◆ **Задание**
Перепишите без изменений кусок записей ниже: от самого начала до строки с «91, 63, 120]», включая обе границы.

== Исходные данные ==

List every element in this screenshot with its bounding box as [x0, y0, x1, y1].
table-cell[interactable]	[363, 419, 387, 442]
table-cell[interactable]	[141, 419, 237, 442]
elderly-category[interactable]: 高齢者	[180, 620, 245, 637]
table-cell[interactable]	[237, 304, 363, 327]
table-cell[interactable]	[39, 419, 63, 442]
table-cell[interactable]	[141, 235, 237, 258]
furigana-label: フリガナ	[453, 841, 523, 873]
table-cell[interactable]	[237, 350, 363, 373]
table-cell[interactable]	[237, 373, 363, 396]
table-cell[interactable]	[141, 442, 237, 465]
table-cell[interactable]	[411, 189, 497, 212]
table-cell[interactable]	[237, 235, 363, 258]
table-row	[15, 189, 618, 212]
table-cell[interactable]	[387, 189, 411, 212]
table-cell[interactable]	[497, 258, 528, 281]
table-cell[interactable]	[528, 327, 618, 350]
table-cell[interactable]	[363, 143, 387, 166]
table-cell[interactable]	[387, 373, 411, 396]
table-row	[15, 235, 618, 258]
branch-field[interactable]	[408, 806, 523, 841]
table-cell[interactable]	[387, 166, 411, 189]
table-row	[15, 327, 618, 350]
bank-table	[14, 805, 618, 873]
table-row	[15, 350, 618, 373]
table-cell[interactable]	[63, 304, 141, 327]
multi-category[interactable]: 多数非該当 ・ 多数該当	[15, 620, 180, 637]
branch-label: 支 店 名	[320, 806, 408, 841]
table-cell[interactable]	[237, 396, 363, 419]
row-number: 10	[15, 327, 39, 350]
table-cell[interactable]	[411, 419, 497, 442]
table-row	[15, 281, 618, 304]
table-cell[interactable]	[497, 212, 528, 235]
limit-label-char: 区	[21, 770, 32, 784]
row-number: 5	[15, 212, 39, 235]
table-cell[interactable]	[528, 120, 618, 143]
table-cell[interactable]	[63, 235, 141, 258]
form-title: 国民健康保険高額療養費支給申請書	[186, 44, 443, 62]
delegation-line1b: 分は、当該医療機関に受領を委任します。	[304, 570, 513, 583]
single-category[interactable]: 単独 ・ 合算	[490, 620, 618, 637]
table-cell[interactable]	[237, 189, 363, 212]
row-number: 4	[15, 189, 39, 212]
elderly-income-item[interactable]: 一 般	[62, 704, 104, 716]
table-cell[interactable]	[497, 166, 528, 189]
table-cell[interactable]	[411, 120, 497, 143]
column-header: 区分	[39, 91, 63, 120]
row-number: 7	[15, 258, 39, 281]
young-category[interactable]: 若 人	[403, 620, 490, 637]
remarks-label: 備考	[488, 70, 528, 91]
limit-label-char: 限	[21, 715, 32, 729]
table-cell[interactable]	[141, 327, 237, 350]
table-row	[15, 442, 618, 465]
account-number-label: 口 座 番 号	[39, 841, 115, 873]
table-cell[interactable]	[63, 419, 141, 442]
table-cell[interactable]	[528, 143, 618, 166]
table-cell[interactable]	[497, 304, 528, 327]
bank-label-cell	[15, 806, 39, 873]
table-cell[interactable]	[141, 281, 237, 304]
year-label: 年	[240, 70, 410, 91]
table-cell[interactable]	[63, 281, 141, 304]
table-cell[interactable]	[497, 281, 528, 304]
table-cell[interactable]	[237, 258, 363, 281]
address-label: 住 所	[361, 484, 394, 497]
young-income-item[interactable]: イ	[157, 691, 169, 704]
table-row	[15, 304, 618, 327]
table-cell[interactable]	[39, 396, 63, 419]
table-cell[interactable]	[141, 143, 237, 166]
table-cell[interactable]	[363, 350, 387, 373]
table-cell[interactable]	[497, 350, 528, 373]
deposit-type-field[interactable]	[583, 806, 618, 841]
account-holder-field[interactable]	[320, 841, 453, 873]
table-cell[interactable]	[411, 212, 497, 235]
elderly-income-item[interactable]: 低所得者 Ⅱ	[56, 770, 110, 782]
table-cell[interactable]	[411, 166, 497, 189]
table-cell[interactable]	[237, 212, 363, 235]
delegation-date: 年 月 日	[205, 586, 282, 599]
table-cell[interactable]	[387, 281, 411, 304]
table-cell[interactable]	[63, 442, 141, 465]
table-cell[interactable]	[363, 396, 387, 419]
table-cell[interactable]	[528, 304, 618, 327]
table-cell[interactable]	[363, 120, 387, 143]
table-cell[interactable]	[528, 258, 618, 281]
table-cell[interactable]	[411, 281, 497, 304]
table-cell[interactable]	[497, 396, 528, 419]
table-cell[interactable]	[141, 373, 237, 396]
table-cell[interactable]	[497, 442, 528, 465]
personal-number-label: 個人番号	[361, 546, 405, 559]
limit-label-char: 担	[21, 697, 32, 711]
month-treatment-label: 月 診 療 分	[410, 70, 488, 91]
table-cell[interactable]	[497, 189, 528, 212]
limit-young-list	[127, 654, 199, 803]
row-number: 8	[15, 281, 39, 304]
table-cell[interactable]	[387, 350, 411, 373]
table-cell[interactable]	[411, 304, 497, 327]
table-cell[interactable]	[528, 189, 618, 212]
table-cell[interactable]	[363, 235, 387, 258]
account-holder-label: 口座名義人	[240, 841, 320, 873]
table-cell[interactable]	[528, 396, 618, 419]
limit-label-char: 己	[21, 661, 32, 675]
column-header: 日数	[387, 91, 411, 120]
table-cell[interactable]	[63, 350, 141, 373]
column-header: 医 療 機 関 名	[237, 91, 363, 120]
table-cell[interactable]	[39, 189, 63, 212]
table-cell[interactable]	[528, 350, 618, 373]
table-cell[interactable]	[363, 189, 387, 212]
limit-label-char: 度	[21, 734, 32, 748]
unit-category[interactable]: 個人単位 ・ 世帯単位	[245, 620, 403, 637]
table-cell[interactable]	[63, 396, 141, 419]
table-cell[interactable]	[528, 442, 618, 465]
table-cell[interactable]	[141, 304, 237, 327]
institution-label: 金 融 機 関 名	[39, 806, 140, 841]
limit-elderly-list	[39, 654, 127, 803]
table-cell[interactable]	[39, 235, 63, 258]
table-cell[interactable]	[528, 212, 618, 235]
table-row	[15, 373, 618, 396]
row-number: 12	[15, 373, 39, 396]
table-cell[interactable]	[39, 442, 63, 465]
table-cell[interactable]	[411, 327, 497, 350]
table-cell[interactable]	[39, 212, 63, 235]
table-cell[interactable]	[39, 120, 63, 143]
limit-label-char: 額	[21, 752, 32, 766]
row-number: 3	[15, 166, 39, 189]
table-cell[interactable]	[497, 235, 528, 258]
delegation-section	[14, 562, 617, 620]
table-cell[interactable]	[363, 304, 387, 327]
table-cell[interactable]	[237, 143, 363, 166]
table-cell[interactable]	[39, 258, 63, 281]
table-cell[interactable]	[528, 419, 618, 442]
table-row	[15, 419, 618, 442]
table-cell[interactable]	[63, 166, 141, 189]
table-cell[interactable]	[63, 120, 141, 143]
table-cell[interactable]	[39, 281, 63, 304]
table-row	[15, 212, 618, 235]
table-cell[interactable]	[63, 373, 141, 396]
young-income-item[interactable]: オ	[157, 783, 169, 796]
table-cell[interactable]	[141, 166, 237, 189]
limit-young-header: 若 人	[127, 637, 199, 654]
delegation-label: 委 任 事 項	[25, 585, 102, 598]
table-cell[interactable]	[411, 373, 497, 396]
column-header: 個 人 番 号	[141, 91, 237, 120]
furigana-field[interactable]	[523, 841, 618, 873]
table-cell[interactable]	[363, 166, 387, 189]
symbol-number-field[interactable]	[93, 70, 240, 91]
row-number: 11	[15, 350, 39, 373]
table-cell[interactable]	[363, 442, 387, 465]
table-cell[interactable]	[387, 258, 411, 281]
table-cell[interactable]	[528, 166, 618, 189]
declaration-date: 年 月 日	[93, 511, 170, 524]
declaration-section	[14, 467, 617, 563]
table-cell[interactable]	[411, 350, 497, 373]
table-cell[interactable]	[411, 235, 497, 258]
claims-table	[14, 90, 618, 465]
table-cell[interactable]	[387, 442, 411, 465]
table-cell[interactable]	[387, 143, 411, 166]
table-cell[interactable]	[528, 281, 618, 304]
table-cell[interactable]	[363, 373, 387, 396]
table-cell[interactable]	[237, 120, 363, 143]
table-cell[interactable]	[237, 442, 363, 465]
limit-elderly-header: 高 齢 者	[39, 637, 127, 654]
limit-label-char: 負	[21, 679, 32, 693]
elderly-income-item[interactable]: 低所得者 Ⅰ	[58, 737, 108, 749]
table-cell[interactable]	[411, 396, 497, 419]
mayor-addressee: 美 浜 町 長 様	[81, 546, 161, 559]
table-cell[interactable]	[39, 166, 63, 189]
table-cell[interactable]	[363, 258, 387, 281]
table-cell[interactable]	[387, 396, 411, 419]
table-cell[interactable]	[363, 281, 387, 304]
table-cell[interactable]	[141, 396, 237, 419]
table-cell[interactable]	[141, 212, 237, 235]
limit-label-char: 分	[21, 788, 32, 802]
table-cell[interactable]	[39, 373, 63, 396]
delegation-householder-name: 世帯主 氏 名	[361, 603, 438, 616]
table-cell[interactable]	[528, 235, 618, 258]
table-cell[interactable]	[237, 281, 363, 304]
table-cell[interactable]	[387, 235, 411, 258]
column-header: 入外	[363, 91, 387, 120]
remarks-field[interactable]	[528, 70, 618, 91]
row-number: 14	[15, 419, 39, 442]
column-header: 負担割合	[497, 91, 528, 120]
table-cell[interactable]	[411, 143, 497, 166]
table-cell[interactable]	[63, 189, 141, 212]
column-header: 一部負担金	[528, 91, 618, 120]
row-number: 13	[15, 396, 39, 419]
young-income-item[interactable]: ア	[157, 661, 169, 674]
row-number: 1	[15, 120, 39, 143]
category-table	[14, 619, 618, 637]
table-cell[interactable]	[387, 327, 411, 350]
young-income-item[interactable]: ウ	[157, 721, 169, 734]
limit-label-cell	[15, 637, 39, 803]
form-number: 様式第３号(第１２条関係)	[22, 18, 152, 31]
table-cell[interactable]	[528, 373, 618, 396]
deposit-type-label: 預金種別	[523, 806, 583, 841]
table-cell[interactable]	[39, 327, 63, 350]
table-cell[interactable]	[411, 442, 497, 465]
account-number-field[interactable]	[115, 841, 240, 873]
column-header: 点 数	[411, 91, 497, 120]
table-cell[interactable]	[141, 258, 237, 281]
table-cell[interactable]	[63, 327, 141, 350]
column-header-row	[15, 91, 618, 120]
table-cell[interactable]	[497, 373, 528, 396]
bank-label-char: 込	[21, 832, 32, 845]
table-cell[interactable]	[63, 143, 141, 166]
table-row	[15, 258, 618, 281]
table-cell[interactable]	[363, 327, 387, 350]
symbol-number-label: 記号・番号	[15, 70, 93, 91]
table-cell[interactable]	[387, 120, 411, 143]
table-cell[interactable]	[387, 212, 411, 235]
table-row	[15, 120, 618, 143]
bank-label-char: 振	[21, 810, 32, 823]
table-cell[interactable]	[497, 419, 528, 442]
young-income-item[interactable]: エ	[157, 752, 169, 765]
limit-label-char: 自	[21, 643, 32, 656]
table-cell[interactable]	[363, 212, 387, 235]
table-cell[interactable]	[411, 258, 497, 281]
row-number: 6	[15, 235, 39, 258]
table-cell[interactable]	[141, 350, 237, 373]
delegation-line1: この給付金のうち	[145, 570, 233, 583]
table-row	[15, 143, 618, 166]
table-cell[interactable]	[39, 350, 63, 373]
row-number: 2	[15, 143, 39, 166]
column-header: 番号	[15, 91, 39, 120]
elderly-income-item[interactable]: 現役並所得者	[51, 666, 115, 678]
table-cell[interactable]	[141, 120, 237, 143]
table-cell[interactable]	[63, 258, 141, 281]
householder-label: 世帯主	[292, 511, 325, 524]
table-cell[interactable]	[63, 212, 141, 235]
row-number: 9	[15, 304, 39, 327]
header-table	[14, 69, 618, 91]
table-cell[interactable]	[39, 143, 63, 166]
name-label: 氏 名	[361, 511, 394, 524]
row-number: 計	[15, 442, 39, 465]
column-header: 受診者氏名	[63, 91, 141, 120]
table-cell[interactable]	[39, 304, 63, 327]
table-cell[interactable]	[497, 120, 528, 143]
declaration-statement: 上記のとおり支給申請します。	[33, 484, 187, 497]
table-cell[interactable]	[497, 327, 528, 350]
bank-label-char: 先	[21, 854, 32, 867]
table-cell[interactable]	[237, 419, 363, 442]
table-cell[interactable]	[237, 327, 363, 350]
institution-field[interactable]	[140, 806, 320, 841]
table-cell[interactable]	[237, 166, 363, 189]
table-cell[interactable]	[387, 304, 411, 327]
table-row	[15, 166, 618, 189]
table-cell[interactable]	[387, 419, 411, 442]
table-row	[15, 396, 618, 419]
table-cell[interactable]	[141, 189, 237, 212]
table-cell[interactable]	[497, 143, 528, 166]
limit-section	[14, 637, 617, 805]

===

◆ **Ожидаемый ответ**
List every element in this screenshot with its bounding box as [x0, y0, x1, y1].
table-cell[interactable]	[363, 419, 387, 442]
table-cell[interactable]	[141, 419, 237, 442]
elderly-category[interactable]: 高齢者	[180, 620, 245, 637]
table-cell[interactable]	[237, 304, 363, 327]
table-cell[interactable]	[39, 419, 63, 442]
table-cell[interactable]	[141, 235, 237, 258]
furigana-label: フリガナ	[453, 841, 523, 873]
table-cell[interactable]	[237, 350, 363, 373]
table-cell[interactable]	[237, 373, 363, 396]
table-cell[interactable]	[141, 442, 237, 465]
table-cell[interactable]	[411, 189, 497, 212]
table-cell[interactable]	[237, 235, 363, 258]
table-row	[15, 189, 618, 212]
table-cell[interactable]	[387, 189, 411, 212]
table-cell[interactable]	[497, 258, 528, 281]
table-cell[interactable]	[528, 327, 618, 350]
table-cell[interactable]	[363, 143, 387, 166]
table-cell[interactable]	[387, 373, 411, 396]
table-row	[15, 235, 618, 258]
branch-field[interactable]	[408, 806, 523, 841]
table-cell[interactable]	[387, 166, 411, 189]
table-row	[15, 327, 618, 350]
bank-table	[14, 805, 618, 873]
table-row	[15, 350, 618, 373]
table-cell[interactable]	[63, 304, 141, 327]
multi-category[interactable]: 多数非該当 ・ 多数該当	[15, 620, 180, 637]
branch-label: 支 店 名	[320, 806, 408, 841]
table-cell[interactable]	[237, 396, 363, 419]
row-number: 10	[15, 327, 39, 350]
table-cell[interactable]	[411, 419, 497, 442]
table-row	[15, 281, 618, 304]
table-cell[interactable]	[497, 212, 528, 235]
limit-label-char: 区	[21, 770, 32, 784]
row-number: 5	[15, 212, 39, 235]
table-cell[interactable]	[528, 120, 618, 143]
table-cell[interactable]	[63, 235, 141, 258]
form-title: 国民健康保険高額療養費支給申請書	[186, 44, 443, 62]
delegation-line1b: 分は、当該医療機関に受領を委任します。	[304, 570, 513, 583]
single-category[interactable]: 単独 ・ 合算	[490, 620, 618, 637]
table-cell[interactable]	[237, 189, 363, 212]
row-number: 4	[15, 189, 39, 212]
elderly-income-item[interactable]: 一 般	[62, 704, 104, 716]
table-cell[interactable]	[497, 166, 528, 189]
table-cell[interactable]	[411, 120, 497, 143]
column-header: 区分	[39, 91, 63, 120]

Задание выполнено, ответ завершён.